Extrait proposé:
■ ■ ■ ■ ■

Pour Hambourg, le narrateur ne nous présente qu'une
petite partie de la ville : son quartier des plaisirs, Sankt
Pauli :
là je crois c'était Sankt Pauli, le quartier...
plus qu'un quartier presque une autre ville, tout au plaisir, bobinards,
friteries.96(*)
Le quartier étant démoli, le narrateur va
utiliser la comparaison pour décrire non pas le quartier de 1945 mais le
quartier d'avant-guerre. La référence à une
expérience passée n'est là que pour insister sur la
mutation radicale du lieu dans lequel il ne se retrouve plus :
pour comparer je dirais surtout le Brousbir
Casablanca... rue Bouteru était pas grand chose... 97(*)
Mais peu à peu les référents s'ancrent de
plus en plus dans le passé littéraire de Céline :
absolument essentiel pour que vous y soyez un peu, que ce
soit pas seulement du rêve, ces quais de Rochester, Chatham et
Stroude...98(*)

■ ■ ■ ■ ■

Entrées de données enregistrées

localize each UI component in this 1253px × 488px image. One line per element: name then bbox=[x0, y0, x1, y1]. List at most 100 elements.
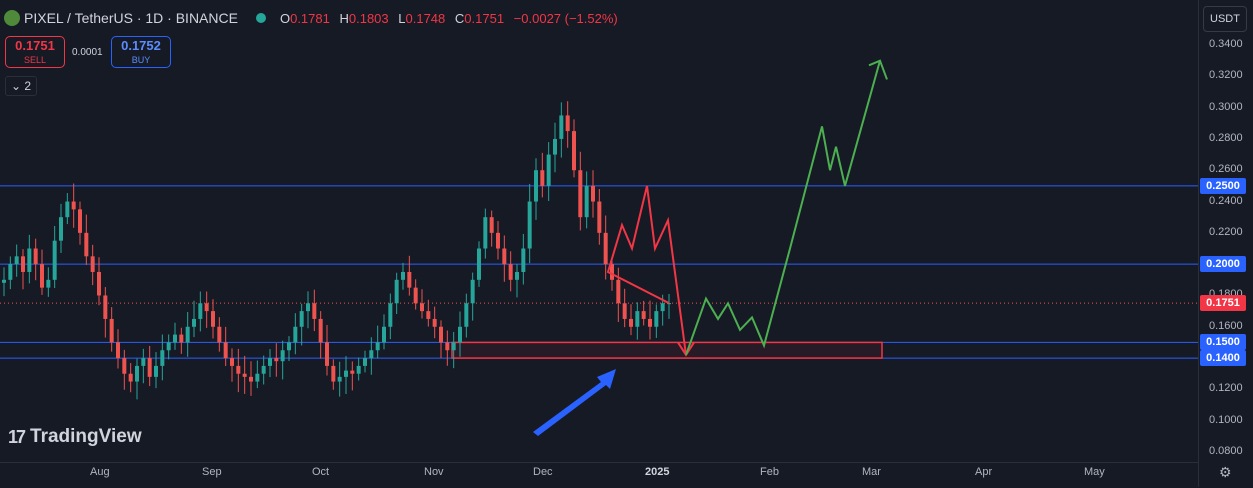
candle-body bbox=[166, 342, 171, 351]
price-axis[interactable] bbox=[1198, 0, 1253, 487]
candle-body bbox=[534, 170, 538, 202]
candle-body bbox=[369, 350, 374, 359]
time-tick: Nov bbox=[424, 466, 444, 478]
price-tick: 0.3400 bbox=[1209, 38, 1243, 50]
low-label: L bbox=[398, 10, 406, 26]
candle-body bbox=[154, 365, 158, 377]
candle-body bbox=[160, 350, 165, 366]
candle-body bbox=[331, 365, 336, 382]
candle-body bbox=[413, 287, 418, 304]
candle-body bbox=[610, 264, 614, 280]
candle-body bbox=[388, 303, 393, 327]
candle-body bbox=[198, 303, 203, 319]
candle-body bbox=[565, 115, 570, 132]
candle-body bbox=[280, 350, 285, 362]
candle-body bbox=[255, 373, 260, 382]
candle-body bbox=[318, 318, 323, 343]
projection-red-path bbox=[606, 185, 687, 356]
candle-body bbox=[21, 256, 25, 272]
high-label: H bbox=[339, 10, 349, 26]
candle-body bbox=[660, 303, 665, 312]
candle-body bbox=[445, 342, 450, 351]
candle-body bbox=[508, 264, 513, 280]
price-tick: 0.1200 bbox=[1209, 382, 1243, 395]
candle-body bbox=[217, 326, 222, 343]
symbol-title[interactable]: PIXEL / TetherUS · 1D · BINANCE bbox=[24, 10, 238, 26]
candle-body bbox=[71, 201, 76, 210]
time-tick: Mar bbox=[862, 466, 881, 478]
candle-body bbox=[40, 264, 44, 288]
candle-body bbox=[496, 232, 500, 249]
candle-body bbox=[540, 170, 545, 186]
candle-body bbox=[344, 370, 348, 377]
candle-body bbox=[204, 303, 209, 312]
high-value: 0.1803 bbox=[348, 10, 389, 26]
candle-body bbox=[261, 365, 266, 374]
level-price-label: 0.2000 bbox=[1200, 256, 1246, 273]
candle-body bbox=[33, 248, 38, 265]
candle-body bbox=[230, 358, 234, 366]
candle-body bbox=[59, 217, 63, 241]
candle-body bbox=[192, 318, 196, 327]
watermark-text: TradingView bbox=[30, 426, 142, 447]
spread-value: 0.0001 bbox=[72, 47, 103, 58]
candle-body bbox=[432, 318, 437, 327]
candle-body bbox=[578, 170, 583, 218]
market-status-icon[interactable] bbox=[255, 13, 266, 23]
candle-body bbox=[559, 115, 564, 139]
candle-body bbox=[103, 295, 108, 319]
pixel-logo-icon[interactable] bbox=[4, 10, 20, 26]
candle-body bbox=[489, 217, 494, 233]
open-value: 0.1781 bbox=[290, 10, 330, 26]
time-tick: Feb bbox=[760, 466, 779, 478]
buy-button[interactable]: 0.1752 BUY bbox=[111, 36, 171, 68]
candle-body bbox=[122, 358, 127, 374]
time-axis[interactable] bbox=[0, 462, 1198, 488]
candle-body bbox=[223, 342, 228, 359]
candle-body bbox=[616, 279, 621, 304]
candle-body bbox=[622, 303, 627, 319]
price-chart[interactable] bbox=[0, 0, 1198, 462]
candle-body bbox=[439, 326, 443, 343]
sell-button[interactable]: 0.1751 SELL bbox=[5, 36, 65, 68]
support-zone-box bbox=[451, 341, 883, 359]
candle-body bbox=[14, 256, 19, 265]
currency-selector[interactable]: USDT bbox=[1203, 6, 1247, 32]
candle-body bbox=[572, 131, 576, 171]
candle-body bbox=[185, 326, 190, 343]
candle-body bbox=[458, 326, 462, 343]
candle-body bbox=[287, 342, 291, 351]
price-tick: 0.0800 bbox=[1209, 445, 1243, 457]
last-price-label: 0.1751 bbox=[1200, 295, 1246, 312]
time-tick: 2025 bbox=[645, 466, 670, 478]
candle-body bbox=[356, 365, 361, 374]
candle-body bbox=[502, 248, 507, 265]
candle-body bbox=[382, 326, 386, 343]
chart-area[interactable] bbox=[0, 0, 1198, 462]
price-tick: 0.2600 bbox=[1209, 163, 1243, 176]
candle-body bbox=[426, 311, 431, 319]
candle-body bbox=[597, 201, 602, 233]
settings-gear-icon[interactable]: ⚙ bbox=[1219, 464, 1232, 480]
candle-body bbox=[293, 326, 298, 343]
candle-body bbox=[350, 370, 355, 374]
candle-body bbox=[667, 303, 671, 305]
candle-body bbox=[375, 342, 380, 351]
price-tick: 0.1600 bbox=[1209, 319, 1243, 332]
indicators-toggle[interactable]: ⌄ 2 bbox=[5, 76, 37, 96]
close-label: C bbox=[454, 10, 465, 26]
candle-body bbox=[242, 373, 247, 377]
candle-body bbox=[97, 271, 101, 296]
price-tick: 0.2800 bbox=[1209, 131, 1243, 144]
candle-body bbox=[648, 318, 652, 327]
candle-body bbox=[312, 303, 317, 319]
projection-green-arrowhead bbox=[868, 59, 888, 80]
open-label: O bbox=[279, 10, 291, 26]
candle-body bbox=[109, 318, 114, 343]
candle-body bbox=[584, 185, 589, 218]
low-value: 0.1748 bbox=[405, 10, 446, 26]
buy-price: 0.1752 bbox=[121, 38, 161, 53]
indicators-count: 2 bbox=[24, 79, 32, 93]
candle-body bbox=[173, 334, 177, 343]
price-tick: 0.3200 bbox=[1209, 69, 1243, 82]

■ ■ ■ ■ ■

À faire:
A. Recopiez telles quelles les lignes de la liste, de celle qui contient "candle-body bbox=[166, 342, 171, 351]" jusqu'à celle qui contient "candle-body bbox=[255, 373, 260, 382]", ces deux lignes comprises.
B. Prolongez le passage consacré au Hambourg de Céline à la suite de sa dernière phrase.

Réponses:
A.
candle-body bbox=[166, 342, 171, 351]
price-axis[interactable] bbox=[1198, 0, 1253, 487]
candle-body bbox=[534, 170, 538, 202]
candle-body bbox=[369, 350, 374, 359]
time-tick: Nov bbox=[424, 466, 444, 478]
price-tick: 0.3400 bbox=[1209, 38, 1243, 50]
low-label: L bbox=[398, 10, 406, 26]
candle-body bbox=[154, 365, 158, 377]
candle-body bbox=[160, 350, 165, 366]
candle-body bbox=[331, 365, 336, 382]
candle-body bbox=[413, 287, 418, 304]
candle-body bbox=[610, 264, 614, 280]
candle-body bbox=[388, 303, 393, 327]
candle-body bbox=[198, 303, 203, 319]
candle-body bbox=[565, 115, 570, 132]
candle-body bbox=[280, 350, 285, 362]
candle-body bbox=[255, 373, 260, 382]

B.
C'est en effet à Rochester que Céline a fait une
de ses expériences de jeunesse les plus marquantes : le
séjour transposé dans Mort à crédit,
(p.694-773), le nom des autres villes anglaises apparaissent également
dans ce roman. ; du passé on passe à l'univers plus
proprement littéraire de l'auteur, il s'enferme dans ses souvenirs
romanesques qui ne servent plus que d'unique référence pour
décrire la réalité. La référence à
une expérience passée n'est là que pour insister sur la
mutation radicale du lieu dans lequel il ne se retrouve plus.
Lorsque le narrateur perd le sens de la mesure dans un paysage
de guerre après les bombardements, il se raccroche également
à des éléments connus :
je vous dirai comme grosseur, hauteur : de la
Trinité à la place Blanche...[...] « trois quatre fois
haute comme Notre-Dame... 99(*)
tout du long, des ponts et des passerelles plus hautes
à peu près que le premier étage de la tour
Eiffel !... 100(*)
Ce renvoi à des lieux connus est une constante du
héros célinien. L'angoisse devant l'inconnu fait qu'il doit sans
cesse revenir à ce qui a déjà été
exploré. Il se replie donc progressivement sur des
référents parisiens puis proprement littéraires. C'est
pour lui le seul moyen de donner une représentation de l'espace qui
l'entoure. Tout objet, lieu, espace doit pouvoir se définir par rapport
à son modèle. Et l'on voit combien Céline considère
Paris comme référence absolue.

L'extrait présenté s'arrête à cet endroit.